▶ Exercise goal:
Reproduce the records. Keep every word exact and include no images.

▶ Source data:
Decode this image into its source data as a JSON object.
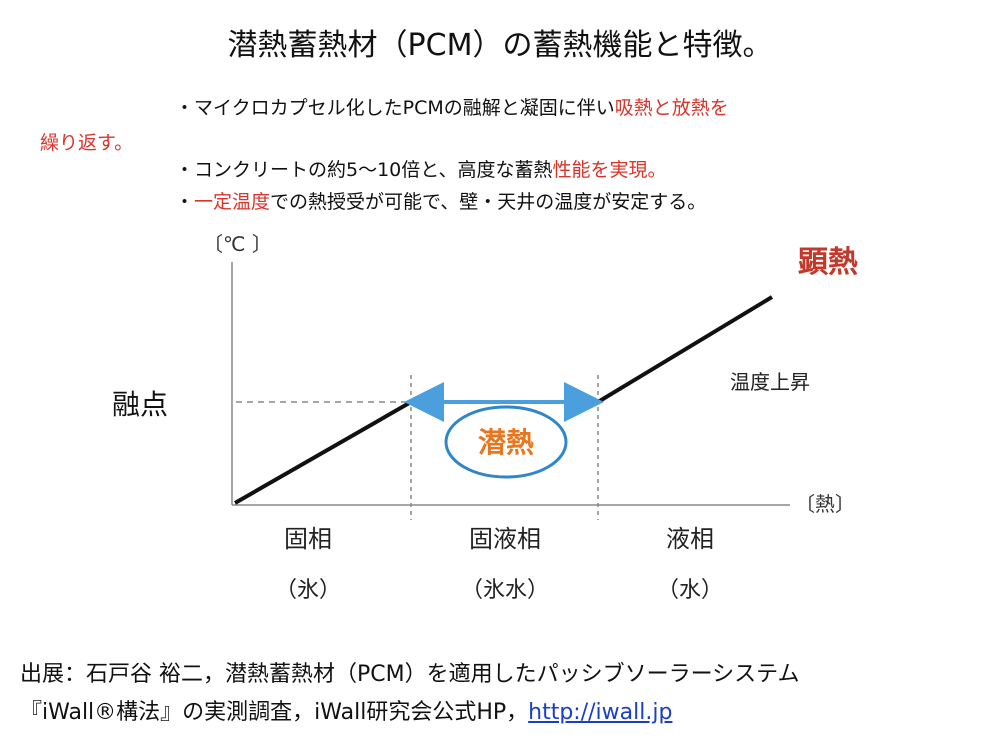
{
  "title": "潜熱蓄熱材（PCM）の蓄熱機能と特徴。",
  "bullets": {
    "b1_line1_normal": "・マイクロカプセル化したPCMの融解と凝固に伴い",
    "b1_line1_red": "吸熱と放熱を",
    "b1_line2_red": "繰り返す。",
    "b2_normal1": "・コンクリートの約5～10倍と、高度な蓄熱",
    "b2_red": "性能を実現。",
    "b3_bullet": "・",
    "b3_red": "一定温度",
    "b3_normal": "での熱授受が可能で、壁・天井の温度が安定する。"
  },
  "diagram": {
    "y_axis_unit": "〔℃ 〕",
    "x_axis_unit": "〔熱〕",
    "melting_point_label": "融点",
    "sensible_heat_label": "顕熱",
    "temperature_rise_label": "温度上昇",
    "latent_heat_label": "潜熱",
    "phases": [
      {
        "name": "固相",
        "sub": "（氷）"
      },
      {
        "name": "固液相",
        "sub": "（氷水）"
      },
      {
        "name": "液相",
        "sub": "（水）"
      }
    ],
    "colors": {
      "latent_text": "#e8761e",
      "latent_ellipse": "#2f86c9",
      "arrow": "#4a9fdc",
      "sensible": "#c0392b",
      "line": "#111111",
      "axis": "#888888",
      "dashed": "#888888"
    }
  },
  "footer": {
    "line1": "出展：石戸谷 裕二，潜熱蓄熱材（PCM）を適用したパッシブソーラーシステム",
    "line2": "『iWall®構法』の実測調査，iWall研究会公式HP，",
    "link": "http://iwall.jp"
  }
}
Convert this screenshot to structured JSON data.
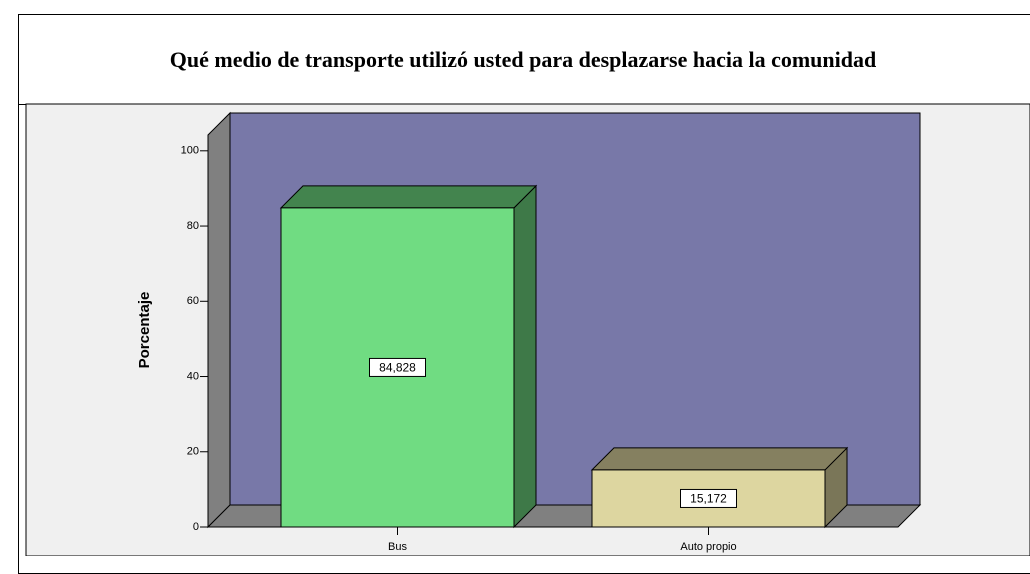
{
  "chart_data": {
    "type": "bar3d",
    "title": "Qué medio de transporte utilizó usted para desplazarse hacia la comunidad",
    "y_label": "Porcentaje",
    "categories": [
      "Bus",
      "Auto propio"
    ],
    "values": [
      84.828,
      15.172
    ],
    "value_labels": [
      "84,828",
      "15,172"
    ],
    "colors": [
      "#70dc82",
      "#ddd6a0"
    ],
    "ylim": [
      0,
      105
    ],
    "yticks": [
      0,
      20,
      40,
      60,
      80,
      100
    ]
  }
}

▶ Response:
Decode this image into its source data as a JSON object.
{
  "title": "潜熱蓄熱材（PCM）の蓄熱機能と特徴。",
  "bullets": {
    "b1_line1_normal": "・マイクロカプセル化したPCMの融解と凝固に伴い",
    "b1_line1_red": "吸熱と放熱を",
    "b1_line2_red": "繰り返す。",
    "b2_normal1": "・コンクリートの約5～10倍と、高度な蓄熱",
    "b2_red": "性能を実現。",
    "b3_bullet": "・",
    "b3_red": "一定温度",
    "b3_normal": "での熱授受が可能で、壁・天井の温度が安定する。"
  },
  "diagram": {
    "y_axis_unit": "〔℃ 〕",
    "x_axis_unit": "〔熱〕",
    "melting_point_label": "融点",
    "sensible_heat_label": "顕熱",
    "temperature_rise_label": "温度上昇",
    "latent_heat_label": "潜熱",
    "phases": [
      {
        "name": "固相",
        "sub": "（氷）"
      },
      {
        "name": "固液相",
        "sub": "（氷水）"
      },
      {
        "name": "液相",
        "sub": "（水）"
      }
    ],
    "colors": {
      "latent_text": "#e8761e",
      "latent_ellipse": "#2f86c9",
      "arrow": "#4a9fdc",
      "sensible": "#c0392b",
      "line": "#111111",
      "axis": "#888888",
      "dashed": "#888888"
    }
  },
  "footer": {
    "line1": "出展：石戸谷 裕二，潜熱蓄熱材（PCM）を適用したパッシブソーラーシステム",
    "line2": "『iWall®構法』の実測調査，iWall研究会公式HP，",
    "link": "http://iwall.jp"
  }
}
Convert this screenshot to structured JSON data.
{
  "chart_data": {
    "type": "bar3d",
    "title": "Qué medio de transporte utilizó usted para desplazarse hacia la comunidad",
    "y_label": "Porcentaje",
    "categories": [
      "Bus",
      "Auto propio"
    ],
    "values": [
      84.828,
      15.172
    ],
    "value_labels": [
      "84,828",
      "15,172"
    ],
    "colors": [
      "#70dc82",
      "#ddd6a0"
    ],
    "ylim": [
      0,
      105
    ],
    "yticks": [
      0,
      20,
      40,
      60,
      80,
      100
    ]
  }
}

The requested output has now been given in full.